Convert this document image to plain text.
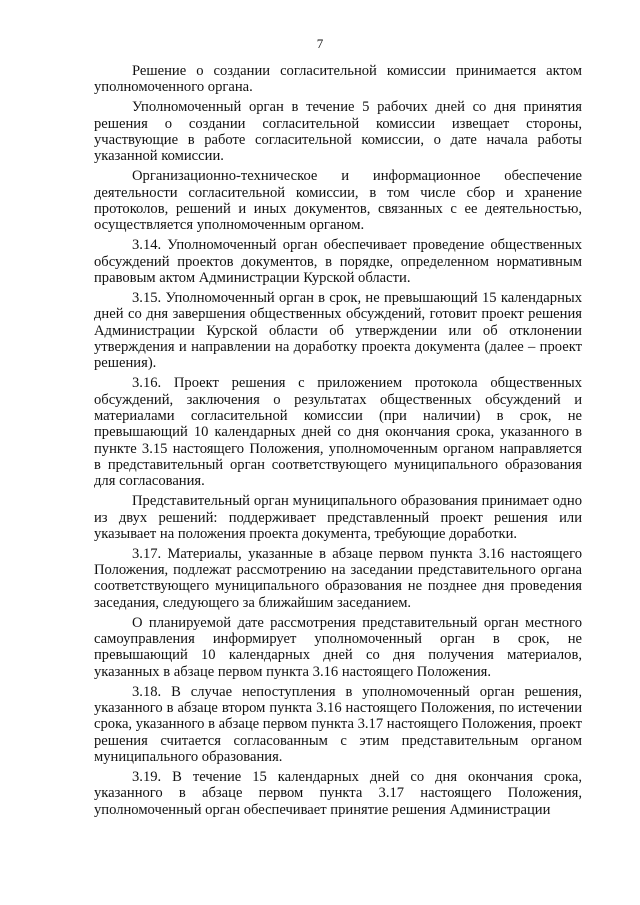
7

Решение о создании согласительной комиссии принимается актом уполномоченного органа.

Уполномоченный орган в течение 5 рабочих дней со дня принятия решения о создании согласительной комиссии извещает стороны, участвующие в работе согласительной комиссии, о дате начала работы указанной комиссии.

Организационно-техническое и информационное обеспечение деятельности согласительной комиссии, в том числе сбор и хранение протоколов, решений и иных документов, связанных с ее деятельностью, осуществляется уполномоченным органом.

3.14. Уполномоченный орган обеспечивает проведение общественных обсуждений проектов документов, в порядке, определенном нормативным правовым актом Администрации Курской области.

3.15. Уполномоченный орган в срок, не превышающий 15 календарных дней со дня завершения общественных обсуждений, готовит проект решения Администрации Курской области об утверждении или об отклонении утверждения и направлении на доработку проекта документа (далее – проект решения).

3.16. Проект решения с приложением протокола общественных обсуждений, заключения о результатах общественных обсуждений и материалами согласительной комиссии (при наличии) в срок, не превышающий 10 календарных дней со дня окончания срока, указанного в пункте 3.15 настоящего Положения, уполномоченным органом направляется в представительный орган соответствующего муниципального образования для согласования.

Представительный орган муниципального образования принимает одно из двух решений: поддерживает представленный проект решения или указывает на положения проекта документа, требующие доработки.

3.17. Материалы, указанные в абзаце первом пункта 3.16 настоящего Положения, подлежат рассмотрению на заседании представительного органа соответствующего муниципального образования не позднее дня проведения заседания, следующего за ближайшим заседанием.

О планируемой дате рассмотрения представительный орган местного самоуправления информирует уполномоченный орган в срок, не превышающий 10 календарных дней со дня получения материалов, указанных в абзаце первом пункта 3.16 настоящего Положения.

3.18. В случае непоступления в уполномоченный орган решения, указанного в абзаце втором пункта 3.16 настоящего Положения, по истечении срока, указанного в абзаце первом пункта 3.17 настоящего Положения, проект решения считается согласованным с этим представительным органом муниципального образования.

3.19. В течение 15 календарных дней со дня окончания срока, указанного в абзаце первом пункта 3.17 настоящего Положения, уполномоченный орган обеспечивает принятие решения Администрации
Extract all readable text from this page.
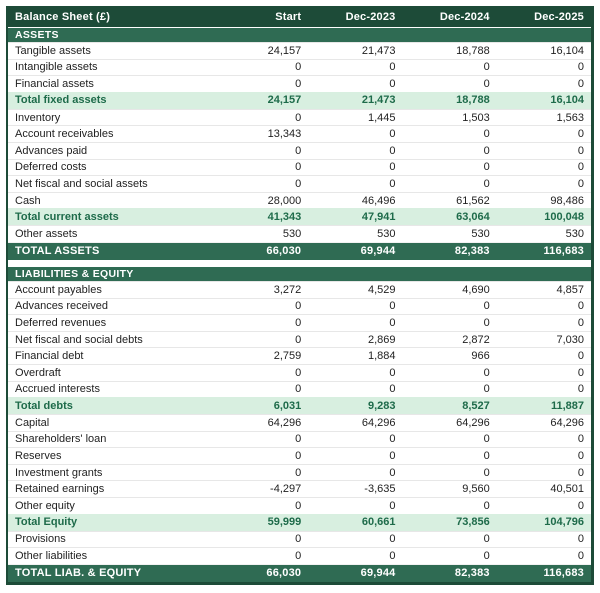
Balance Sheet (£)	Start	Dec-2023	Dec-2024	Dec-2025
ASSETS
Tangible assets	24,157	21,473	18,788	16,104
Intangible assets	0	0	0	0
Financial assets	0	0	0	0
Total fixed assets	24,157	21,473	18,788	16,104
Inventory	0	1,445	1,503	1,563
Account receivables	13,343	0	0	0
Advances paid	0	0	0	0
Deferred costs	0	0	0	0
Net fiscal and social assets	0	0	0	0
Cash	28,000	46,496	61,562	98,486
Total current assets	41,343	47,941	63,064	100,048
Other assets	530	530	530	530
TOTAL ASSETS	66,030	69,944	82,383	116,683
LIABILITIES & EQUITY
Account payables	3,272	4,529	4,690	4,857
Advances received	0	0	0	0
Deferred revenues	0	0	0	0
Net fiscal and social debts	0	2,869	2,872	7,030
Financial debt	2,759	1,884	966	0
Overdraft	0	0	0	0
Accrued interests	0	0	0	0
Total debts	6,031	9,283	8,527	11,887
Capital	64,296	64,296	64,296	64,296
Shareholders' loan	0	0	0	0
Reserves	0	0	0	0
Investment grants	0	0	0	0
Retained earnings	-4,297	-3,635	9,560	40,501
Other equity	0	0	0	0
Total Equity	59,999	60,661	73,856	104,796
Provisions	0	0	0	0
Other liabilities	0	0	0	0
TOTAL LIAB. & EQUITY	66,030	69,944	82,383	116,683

TASK INSTRUCTIONS:
Write out the listing word for word, omitting the pictures it holds.

RESPONSE TO THE TASK:
Convert this document image to plain text.
7

Решение о создании согласительной комиссии принимается актом уполномоченного органа.

Уполномоченный орган в течение 5 рабочих дней со дня принятия решения о создании согласительной комиссии извещает стороны, участвующие в работе согласительной комиссии, о дате начала работы указанной комиссии.

Организационно-техническое и информационное обеспечение деятельности согласительной комиссии, в том числе сбор и хранение протоколов, решений и иных документов, связанных с ее деятельностью, осуществляется уполномоченным органом.

3.14. Уполномоченный орган обеспечивает проведение общественных обсуждений проектов документов, в порядке, определенном нормативным правовым актом Администрации Курской области.

3.15. Уполномоченный орган в срок, не превышающий 15 календарных дней со дня завершения общественных обсуждений, готовит проект решения Администрации Курской области об утверждении или об отклонении утверждения и направлении на доработку проекта документа (далее – проект решения).

3.16. Проект решения с приложением протокола общественных обсуждений, заключения о результатах общественных обсуждений и материалами согласительной комиссии (при наличии) в срок, не превышающий 10 календарных дней со дня окончания срока, указанного в пункте 3.15 настоящего Положения, уполномоченным органом направляется в представительный орган соответствующего муниципального образования для согласования.

Представительный орган муниципального образования принимает одно из двух решений: поддерживает представленный проект решения или указывает на положения проекта документа, требующие доработки.

3.17. Материалы, указанные в абзаце первом пункта 3.16 настоящего Положения, подлежат рассмотрению на заседании представительного органа соответствующего муниципального образования не позднее дня проведения заседания, следующего за ближайшим заседанием.

О планируемой дате рассмотрения представительный орган местного самоуправления информирует уполномоченный орган в срок, не превышающий 10 календарных дней со дня получения материалов, указанных в абзаце первом пункта 3.16 настоящего Положения.

3.18. В случае непоступления в уполномоченный орган решения, указанного в абзаце втором пункта 3.16 настоящего Положения, по истечении срока, указанного в абзаце первом пункта 3.17 настоящего Положения, проект решения считается согласованным с этим представительным органом муниципального образования.

3.19. В течение 15 календарных дней со дня окончания срока, указанного в абзаце первом пункта 3.17 настоящего Положения, уполномоченный орган обеспечивает принятие решения Администрации
Extract all readable text from this page.
Balance Sheet (£)	Start	Dec-2023	Dec-2024	Dec-2025
ASSETS
Tangible assets	24,157	21,473	18,788	16,104
Intangible assets	0	0	0	0
Financial assets	0	0	0	0
Total fixed assets	24,157	21,473	18,788	16,104
Inventory	0	1,445	1,503	1,563
Account receivables	13,343	0	0	0
Advances paid	0	0	0	0
Deferred costs	0	0	0	0
Net fiscal and social assets	0	0	0	0
Cash	28,000	46,496	61,562	98,486
Total current assets	41,343	47,941	63,064	100,048
Other assets	530	530	530	530
TOTAL ASSETS	66,030	69,944	82,383	116,683
LIABILITIES & EQUITY
Account payables	3,272	4,529	4,690	4,857
Advances received	0	0	0	0
Deferred revenues	0	0	0	0
Net fiscal and social debts	0	2,869	2,872	7,030
Financial debt	2,759	1,884	966	0
Overdraft	0	0	0	0
Accrued interests	0	0	0	0
Total debts	6,031	9,283	8,527	11,887
Capital	64,296	64,296	64,296	64,296
Shareholders' loan	0	0	0	0
Reserves	0	0	0	0
Investment grants	0	0	0	0
Retained earnings	-4,297	-3,635	9,560	40,501
Other equity	0	0	0	0
Total Equity	59,999	60,661	73,856	104,796
Provisions	0	0	0	0
Other liabilities	0	0	0	0
TOTAL LIAB. & EQUITY	66,030	69,944	82,383	116,683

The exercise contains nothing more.